§ WHAT IS BEING ASKED:
Without the pictures, print each of the records below exactly as it appears.

>> begin STORED DATA

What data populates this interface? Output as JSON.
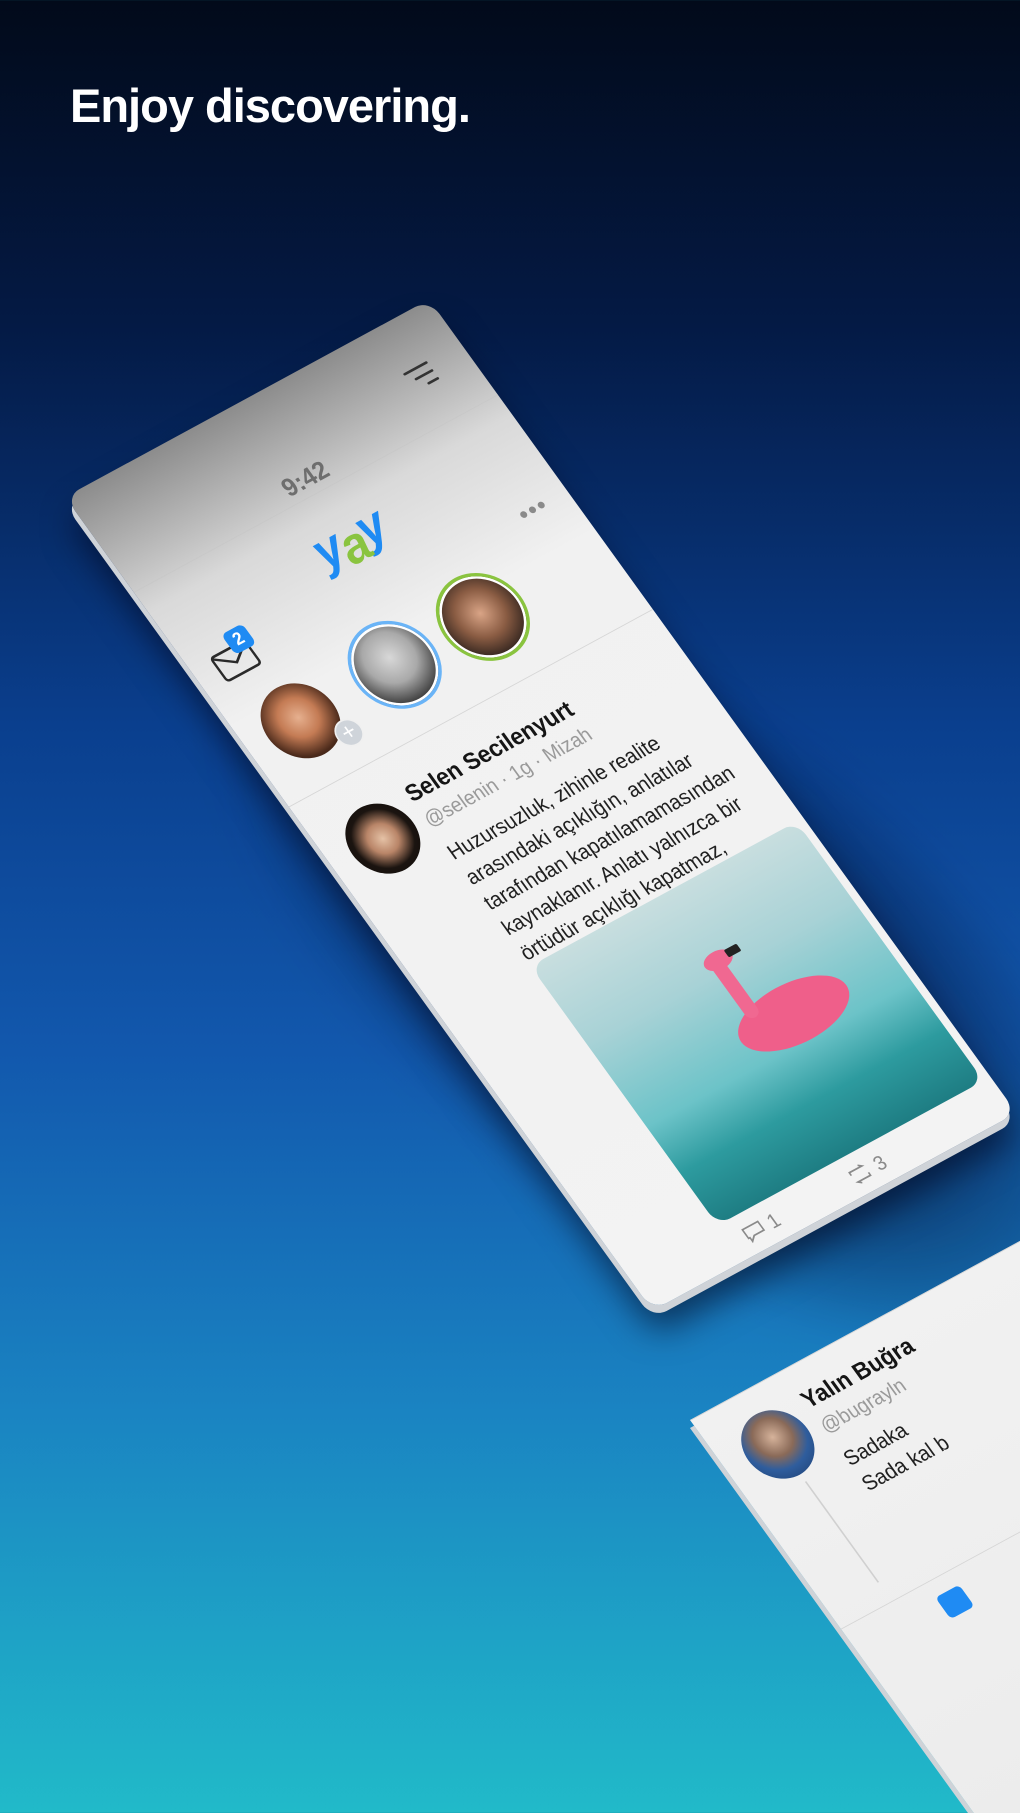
{
  "headline": "Enjoy discovering.",
  "app": {
    "status_time": "9:42",
    "logo": {
      "part1": "y",
      "part2": "a",
      "part3": "y"
    },
    "messages_badge": "2",
    "more_glyph": "•••"
  },
  "post": {
    "author": "Selen Secilenyurt",
    "handle": "@selenin",
    "age": "1g",
    "category": "Mizah",
    "sep": "·",
    "text": "Huzursuzluk, zihinle realite arasındaki açıklığın, anlatılar tarafından kapatılamamasından kaynaklanır. Anlatı yalnızca bir örtüdür açıklığı kapatmaz, sadece gizler.",
    "comments": "1",
    "reposts": "3"
  },
  "reply": {
    "author": "Yalın Buğra",
    "handle": "@bugrayln",
    "text": "Sadaka Sada kal b"
  },
  "icons": {
    "mail": "mail-icon",
    "menu": "menu-icon",
    "comment": "comment-icon",
    "repost": "repost-icon",
    "home": "home-icon",
    "more": "more-icon"
  },
  "colors": {
    "accent": "#1f8bf3",
    "logo_green": "#8ac43f"
  }
}
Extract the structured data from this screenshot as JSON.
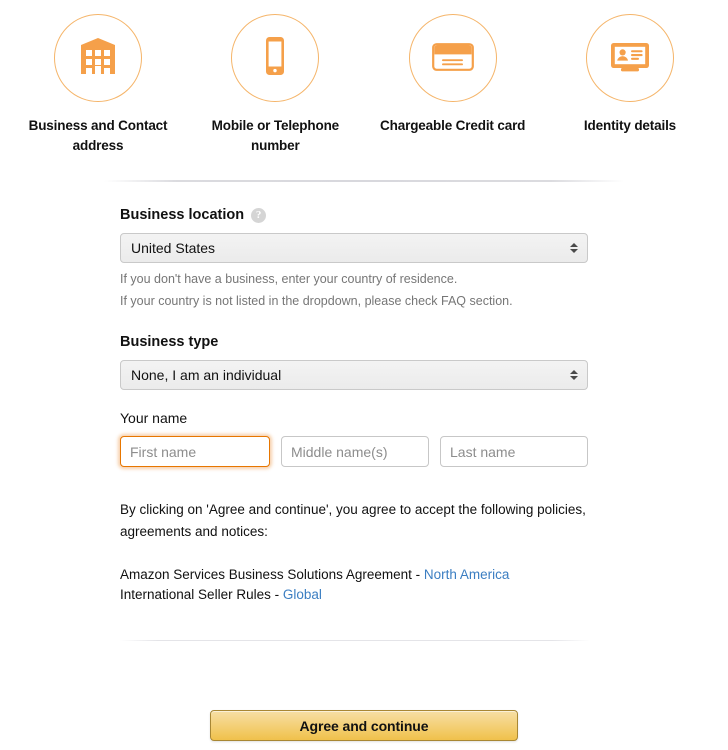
{
  "steps": [
    {
      "icon": "building-icon",
      "label": "Business and Contact address"
    },
    {
      "icon": "mobile-phone-icon",
      "label": "Mobile or Telephone number"
    },
    {
      "icon": "credit-card-icon",
      "label": "Chargeable Credit card"
    },
    {
      "icon": "id-card-icon",
      "label": "Identity details"
    }
  ],
  "form": {
    "business_location": {
      "label": "Business location",
      "help_icon": "question-mark-icon",
      "value": "United States",
      "hint_1": "If you don't have a business, enter your country of residence.",
      "hint_2": "If your country is not listed in the dropdown, please check FAQ section."
    },
    "business_type": {
      "label": "Business type",
      "value": "None, I am an individual"
    },
    "your_name": {
      "label": "Your name",
      "first_placeholder": "First name",
      "first_value": "",
      "middle_placeholder": "Middle name(s)",
      "middle_value": "",
      "last_placeholder": "Last name",
      "last_value": ""
    }
  },
  "legal": {
    "intro": "By clicking on 'Agree and continue', you agree to accept the following policies, agreements and notices:",
    "policies": [
      {
        "text": "Amazon Services Business Solutions Agreement - ",
        "link": "North America"
      },
      {
        "text": "International Seller Rules - ",
        "link": "Global"
      }
    ]
  },
  "submit": {
    "label": "Agree and continue"
  },
  "colors": {
    "accent_orange": "#f5a04a",
    "circle_border": "#f5b56a",
    "focus_orange": "#e77600",
    "link_blue": "#3b7ec2",
    "button_gold_top": "#f7dfa5",
    "button_gold_bottom": "#f0c14b",
    "button_border": "#a88734",
    "hint_gray": "#767676"
  }
}
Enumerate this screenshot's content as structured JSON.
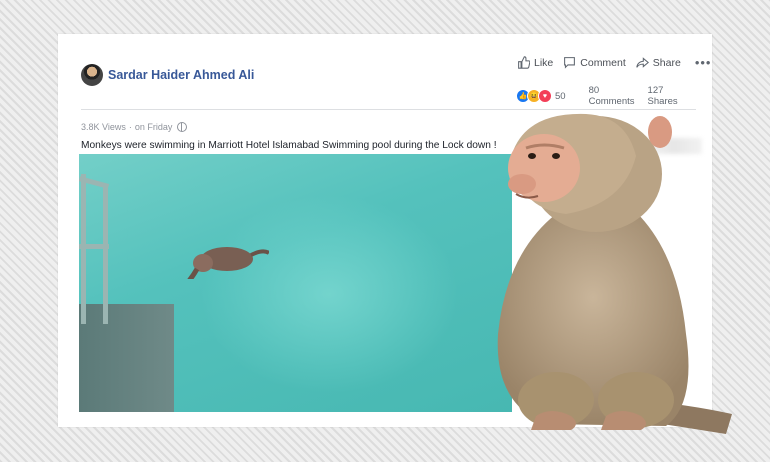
{
  "post": {
    "author": "Sardar Haider Ahmed Ali",
    "actions": {
      "like": "Like",
      "comment": "Comment",
      "share": "Share",
      "more": "•••"
    },
    "stats": {
      "reactions": "50",
      "comments": "80 Comments",
      "shares": "127 Shares"
    },
    "meta": {
      "views": "3.8K Views",
      "separator": "·",
      "time": "on Friday"
    },
    "caption": "Monkeys were swimming in Marriott Hotel Islamabad Swimming pool during the Lock down !"
  },
  "colors": {
    "author": "#385898",
    "like": "#1877f2",
    "haha": "#f7b125",
    "love": "#f33e58"
  }
}
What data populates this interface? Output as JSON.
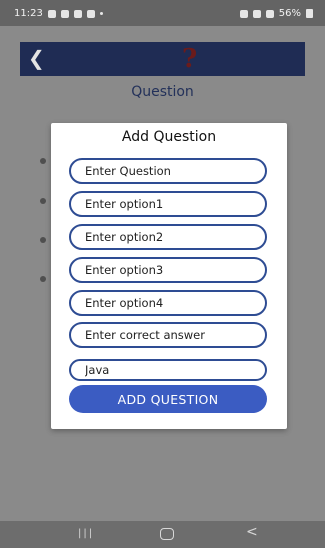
{
  "status_bar": {
    "time": "11:23",
    "battery_text": "56%"
  },
  "app_bar": {
    "back_icon": "back-arrow-icon",
    "logo_text": "?"
  },
  "background": {
    "title": "Question"
  },
  "dialog": {
    "title": "Add Question",
    "fields": {
      "question_placeholder": "Enter Question",
      "option1_placeholder": "Enter option1",
      "option2_placeholder": "Enter option2",
      "option3_placeholder": "Enter option3",
      "option4_placeholder": "Enter option4",
      "correct_answer_placeholder": "Enter correct answer",
      "category_value": "Java"
    },
    "submit_label": "ADD QUESTION"
  },
  "nav_bar": {
    "recent_label": "|||",
    "back_label": "<"
  },
  "colors": {
    "accent": "#3b5cc2",
    "field_border": "#2e4c93",
    "app_bar": "#1f2c54",
    "scrim": "#8a8a8a"
  }
}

>> end STORED DATA

§ FULL OUTPUT:
What data populates this interface? Output as JSON.
{
  "headline": "Enjoy discovering.",
  "app": {
    "status_time": "9:42",
    "logo": {
      "part1": "y",
      "part2": "a",
      "part3": "y"
    },
    "messages_badge": "2",
    "more_glyph": "•••"
  },
  "post": {
    "author": "Selen Secilenyurt",
    "handle": "@selenin",
    "age": "1g",
    "category": "Mizah",
    "sep": "·",
    "text": "Huzursuzluk, zihinle realite arasındaki açıklığın, anlatılar tarafından kapatılamamasından kaynaklanır. Anlatı yalnızca bir örtüdür açıklığı kapatmaz, sadece gizler.",
    "comments": "1",
    "reposts": "3"
  },
  "reply": {
    "author": "Yalın Buğra",
    "handle": "@bugrayln",
    "text": "Sadaka Sada kal b"
  },
  "icons": {
    "mail": "mail-icon",
    "menu": "menu-icon",
    "comment": "comment-icon",
    "repost": "repost-icon",
    "home": "home-icon",
    "more": "more-icon"
  },
  "colors": {
    "accent": "#1f8bf3",
    "logo_green": "#8ac43f"
  }
}
Extract the structured data from this screenshot as JSON.
{
  "steps": [
    {
      "icon": "building-icon",
      "label": "Business and Contact address"
    },
    {
      "icon": "mobile-phone-icon",
      "label": "Mobile or Telephone number"
    },
    {
      "icon": "credit-card-icon",
      "label": "Chargeable Credit card"
    },
    {
      "icon": "id-card-icon",
      "label": "Identity details"
    }
  ],
  "form": {
    "business_location": {
      "label": "Business location",
      "help_icon": "question-mark-icon",
      "value": "United States",
      "hint_1": "If you don't have a business, enter your country of residence.",
      "hint_2": "If your country is not listed in the dropdown, please check FAQ section."
    },
    "business_type": {
      "label": "Business type",
      "value": "None, I am an individual"
    },
    "your_name": {
      "label": "Your name",
      "first_placeholder": "First name",
      "first_value": "",
      "middle_placeholder": "Middle name(s)",
      "middle_value": "",
      "last_placeholder": "Last name",
      "last_value": ""
    }
  },
  "legal": {
    "intro": "By clicking on 'Agree and continue', you agree to accept the following policies, agreements and notices:",
    "policies": [
      {
        "text": "Amazon Services Business Solutions Agreement - ",
        "link": "North America"
      },
      {
        "text": "International Seller Rules - ",
        "link": "Global"
      }
    ]
  },
  "submit": {
    "label": "Agree and continue"
  },
  "colors": {
    "accent_orange": "#f5a04a",
    "circle_border": "#f5b56a",
    "focus_orange": "#e77600",
    "link_blue": "#3b7ec2",
    "button_gold_top": "#f7dfa5",
    "button_gold_bottom": "#f0c14b",
    "button_border": "#a88734",
    "hint_gray": "#767676"
  }
}
Enumerate this screenshot's content as structured JSON.
{
  "post": {
    "author": "Sardar Haider Ahmed Ali",
    "actions": {
      "like": "Like",
      "comment": "Comment",
      "share": "Share",
      "more": "•••"
    },
    "stats": {
      "reactions": "50",
      "comments": "80 Comments",
      "shares": "127 Shares"
    },
    "meta": {
      "views": "3.8K Views",
      "separator": "·",
      "time": "on Friday"
    },
    "caption": "Monkeys were swimming in Marriott Hotel Islamabad Swimming pool during the Lock down !"
  },
  "colors": {
    "author": "#385898",
    "like": "#1877f2",
    "haha": "#f7b125",
    "love": "#f33e58"
  }
}
What data populates this interface? Output as JSON.
{
  "status_bar": {
    "time": "11:23",
    "battery_text": "56%"
  },
  "app_bar": {
    "back_icon": "back-arrow-icon",
    "logo_text": "?"
  },
  "background": {
    "title": "Question"
  },
  "dialog": {
    "title": "Add Question",
    "fields": {
      "question_placeholder": "Enter Question",
      "option1_placeholder": "Enter option1",
      "option2_placeholder": "Enter option2",
      "option3_placeholder": "Enter option3",
      "option4_placeholder": "Enter option4",
      "correct_answer_placeholder": "Enter correct answer",
      "category_value": "Java"
    },
    "submit_label": "ADD QUESTION"
  },
  "nav_bar": {
    "recent_label": "|||",
    "back_label": "<"
  },
  "colors": {
    "accent": "#3b5cc2",
    "field_border": "#2e4c93",
    "app_bar": "#1f2c54",
    "scrim": "#8a8a8a"
  }
}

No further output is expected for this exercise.